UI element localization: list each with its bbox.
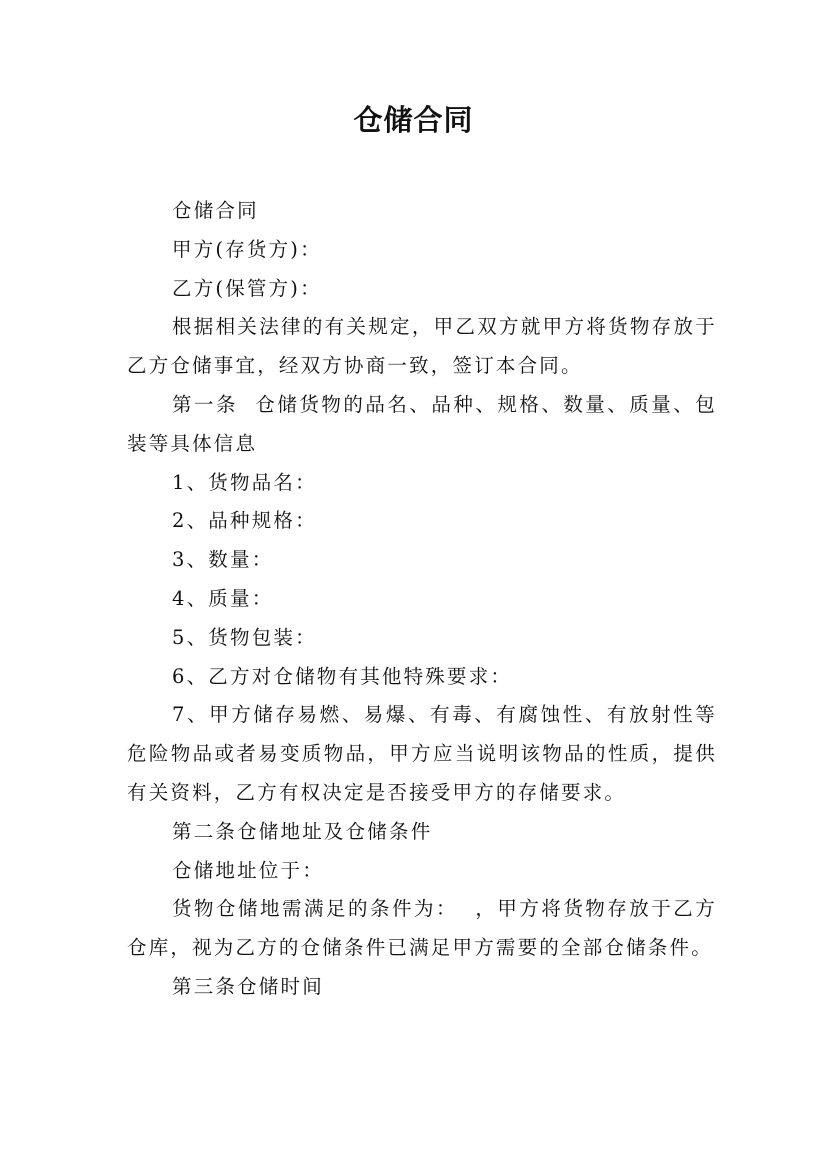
paragraph-party-a: 甲方(存货方)： (172, 237, 322, 261)
paragraph-article-3: 第三条仓储时间 (172, 974, 324, 998)
paragraph-item-2: 2、品种规格： (172, 509, 317, 533)
paragraph-item-1: 1、货物品名： (172, 470, 317, 494)
paragraph-item-6: 6、乙方对仓储物有其他特殊要求： (172, 664, 513, 688)
paragraph-preamble: 根据相关法律的有关规定，甲乙双方就甲方将货物存放于乙方仓储事宜，经双方协商一致，签订本合同。 (127, 315, 717, 378)
document-body (127, 192, 717, 1007)
paragraph-item-3: 3、数量： (172, 548, 274, 572)
paragraph-storage-address: 仓储地址位于： (172, 858, 324, 882)
paragraph-party-b: 乙方(保管方)： (172, 276, 322, 300)
paragraph-item-5: 5、货物包装： (172, 625, 317, 649)
paragraph-contract-name: 仓储合同 (172, 199, 259, 222)
paragraph-storage-conditions: 货物仓储地需满足的条件为： ，甲方将货物存放于乙方仓库，视为乙方的仓储条件已满足甲方需要的全部仓储条件。 (127, 897, 717, 960)
paragraph-item-4: 4、质量： (172, 586, 274, 610)
document-title: 仓储合同 (353, 103, 474, 137)
paragraph-item-7: 7、甲方储存易燃、易爆、有毒、有腐蚀性、有放射性等危险物品或者易变质物品，甲方应当说明该物品的性质，提供有关资料，乙方有权决定是否接受甲方的存储要求。 (127, 703, 717, 804)
paragraph-article-1: 第一条 仓储货物的品名、品种、规格、数量、质量、包装等具体信息 (127, 392, 717, 455)
paragraph-article-2: 第二条仓储地址及仓储条件 (172, 819, 433, 843)
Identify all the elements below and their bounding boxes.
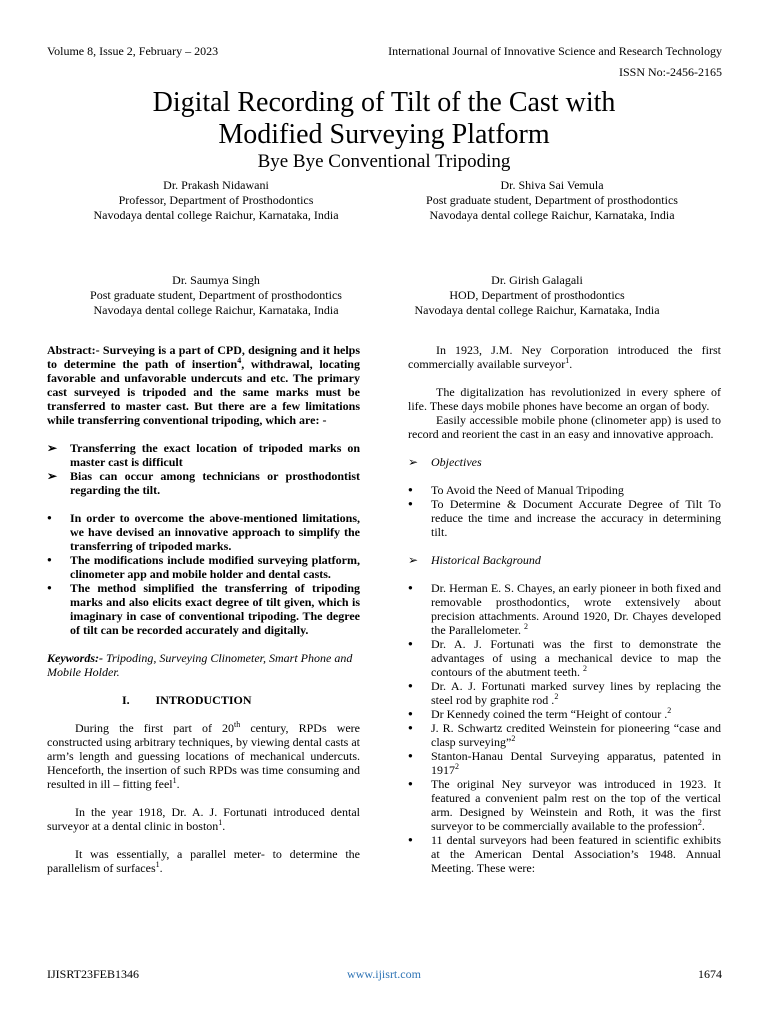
list-item: ● The modifications include modified surveying platform, clinometer app and mobile holder and dental casts. [47,553,360,581]
historical-background-heading: ➢ Historical Background [408,553,541,567]
author-name: Dr. Shiva Sai Vemula [500,178,604,192]
arrow-bullet-icon: ➢ [408,553,419,567]
list-item: ➢ Bias can occur among technicians or prosthodontist regarding the tilt. [47,469,360,497]
list-item: ● J. R. Schwartz credited Weinstein for pioneering “case and clasp surveying”$^2$ [408,721,721,749]
intro-paragraph-1: During the first part of 20th century, RPDs were constructed using arbitrary techniques, by viewing dental casts at arm’s length and guessing locations of mechanical undercuts. Henceforth, the insertion of such RPDs was time consuming and resulted in ill – fitting feel$^1$. [47,720,361,791]
list-item: ● 11 dental surveyors had been featured in scientific exhibits at the American Dental Association’s 1948. Annual Meeting. These were: [408,833,721,875]
author-affiliation: Navodaya dental college Raichur, Karnataka, India [414,303,660,317]
author-role: Post graduate student, Department of prosthodontics [426,193,678,207]
keywords: Keywords:- Tripoding, Surveying Clinometer, Smart Phone and Mobile Holder. [47,651,353,679]
list-item: ● Stanton-Hanau Dental Surveying apparatus, patented in 1917$^2$ [408,749,721,777]
author-4 [377,273,697,318]
dot-bullet-icon: ● [408,723,413,732]
abstract-limitations-list [47,441,360,497]
objectives-heading: ➢ Objectives [408,455,482,469]
right-paragraph-3: Easily accessible mobile phone (clinometer app) is used to record and reorient the cast in an easy and innovative approach. [408,413,721,441]
dot-bullet-icon: ● [408,485,413,494]
list-item: ● Dr Kennedy coined the term “Height of contour .$^2$ [408,706,672,721]
intro-paragraph-2: In the year 1918, Dr. A. J. Fortunati introduced dental surveyor at a dental clinic in boston$^1$. [47,805,360,833]
dot-bullet-icon: ● [408,751,413,760]
arrow-bullet-icon: ➢ [408,455,419,469]
section-heading-introduction: I. INTRODUCTION [122,693,252,707]
paper-title [0,87,768,151]
dot-bullet-icon: ● [47,555,52,564]
dot-bullet-icon: ● [408,583,413,592]
author-role: Professor, Department of Prosthodontics [118,193,314,207]
list-item: ● In order to overcome the above-mentioned limitations, we have devised an innovative approach to simplify the transferring of tripoded marks. [47,511,360,553]
footer-website-link[interactable]: www.ijisrt.com [347,967,421,981]
author-2 [392,178,712,223]
left-column [47,343,360,875]
dot-bullet-icon: ● [47,583,52,592]
arrow-bullet-icon: ➢ [47,441,58,455]
right-paragraph-1: In 1923, J.M. Ney Corporation introduced the first commercially available surveyor$^1$. [408,343,721,371]
dot-bullet-icon: ● [408,639,413,648]
list-item: ● The method simplified the transferring of tripoding marks and also elicits exact degree of tilt given, which is imaginary in case of conventional tripoding. The degree of tilt can be recorded accurately and digitally. [47,581,360,637]
dot-bullet-icon: ● [408,779,413,788]
volume-info: Volume 8, Issue 2, February – 2023 [47,44,219,58]
list-item: ● Dr. Herman E. S. Chayes, an early pioneer in both fixed and removable prosthodontics, wrote extensively about precision attachments. Around 1920, Dr. Chayes developed the Parallelometer. $^2$ [408,581,721,637]
footer-article-id: IJISRT23FEB1346 [47,967,139,981]
title-line-2: Modified Surveying Platform [218,119,550,150]
title-line-1: Digital Recording of Tilt of the Cast with [152,87,616,118]
history-list [408,581,721,875]
page-number: 1674 [698,967,722,981]
dot-bullet-icon: ● [408,681,413,690]
dot-bullet-icon: ● [408,499,413,508]
author-name: Dr. Girish Galagali [491,273,583,287]
right-paragraph-2: The digitalization has revolutionized in every sphere of life. These days mobile phones have become an organ of body. [408,385,721,413]
intro-paragraph-3: It was essentially, a parallel meter- to determine the parallelism of surfaces$^1$. [47,847,360,875]
journal-name: International Journal of Innovative Science and Research Technology [388,44,722,58]
author-1 [56,178,376,223]
author-role: HOD, Department of prosthodontics [449,288,625,302]
abstract-solution-list [47,511,360,637]
author-3 [56,273,376,318]
list-item: ● Dr. A. J. Fortunati marked survey lines by replacing the steel rod by graphite rod .$^2$ [408,679,721,707]
author-affiliation: Navodaya dental college Raichur, Karnataka, India [429,208,675,222]
arrow-bullet-icon: ➢ [47,469,58,483]
author-affiliation: Navodaya dental college Raichur, Karnataka, India [93,303,339,317]
paper-subtitle: Bye Bye Conventional Tripoding [257,151,511,172]
author-affiliation: Navodaya dental college Raichur, Karnataka, India [93,208,339,222]
issn: ISSN No:-2456-2165 [618,65,722,79]
author-role: Post graduate student, Department of prosthodontics [90,288,342,302]
author-name: Dr. Saumya Singh [172,273,260,287]
dot-bullet-icon: ● [47,513,52,522]
abstract: Abstract:- Surveying is a part of CPD, designing and it helps to determine the path of insertion$^4$, withdrawal, locating favorable and unfavorable undercuts and etc. The primary cast surveyed is tripoded and the same marks must be transferred to master cast. But there are a few limitations while transferring conventional tripoding, which are: - [47,343,360,427]
list-item: ➢ Transferring the exact location of tripoded marks on master cast is difficult [47,441,360,469]
list-item: ● To Avoid the Need of Manual Tripoding [408,483,624,497]
author-name: Dr. Prakash Nidawani [163,178,269,192]
list-item: ● The original Ney surveyor was introduced in 1923. It featured a convenient palm rest on the top of the vertical arm. Designed by Weinstein and Roth, it was the first surveyor to be commercially available to the profession$^2$. [408,777,721,833]
list-item: ● Dr. A. J. Fortunati was the first to demonstrate the advantages of using a mechanical device to map the contours of the abutment teeth. $^2$ [408,637,721,679]
dot-bullet-icon: ● [408,709,413,718]
right-column [408,343,721,875]
list-item: ● To Determine & Document Accurate Degree of Tilt To reduce the time and increase the accuracy in determining tilt. [408,497,721,539]
objectives-list [408,483,721,539]
dot-bullet-icon: ● [408,835,413,844]
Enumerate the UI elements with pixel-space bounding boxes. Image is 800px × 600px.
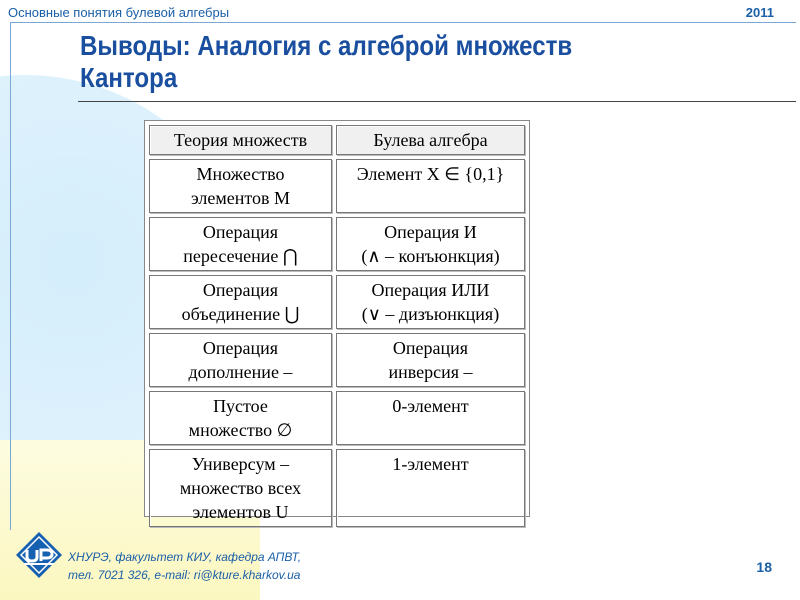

......

§ WHAT YOU NEED TO DO: Give the stretch of the material from "paragraph-party-a: 甲方(存货方)： (172, 237, 322, 261)" through "paragraph-item-3: 3、数量： (172, 548, 274, 572)" again, renaming "document-body" to "document-main" and leaving everything else unchanged.

§ EXERCISE ANSWER:
paragraph-party-a: 甲方(存货方)： (172, 237, 322, 261)
paragraph-article-3: 第三条仓储时间 (172, 974, 324, 998)
paragraph-item-2: 2、品种规格： (172, 509, 317, 533)
paragraph-item-1: 1、货物品名： (172, 470, 317, 494)
paragraph-item-6: 6、乙方对仓储物有其他特殊要求： (172, 664, 513, 688)
paragraph-preamble: 根据相关法律的有关规定，甲乙双方就甲方将货物存放于乙方仓储事宜，经双方协商一致，签订本合同。 (127, 315, 717, 378)
document-main (127, 192, 717, 1007)
paragraph-item-3: 3、数量： (172, 548, 274, 572)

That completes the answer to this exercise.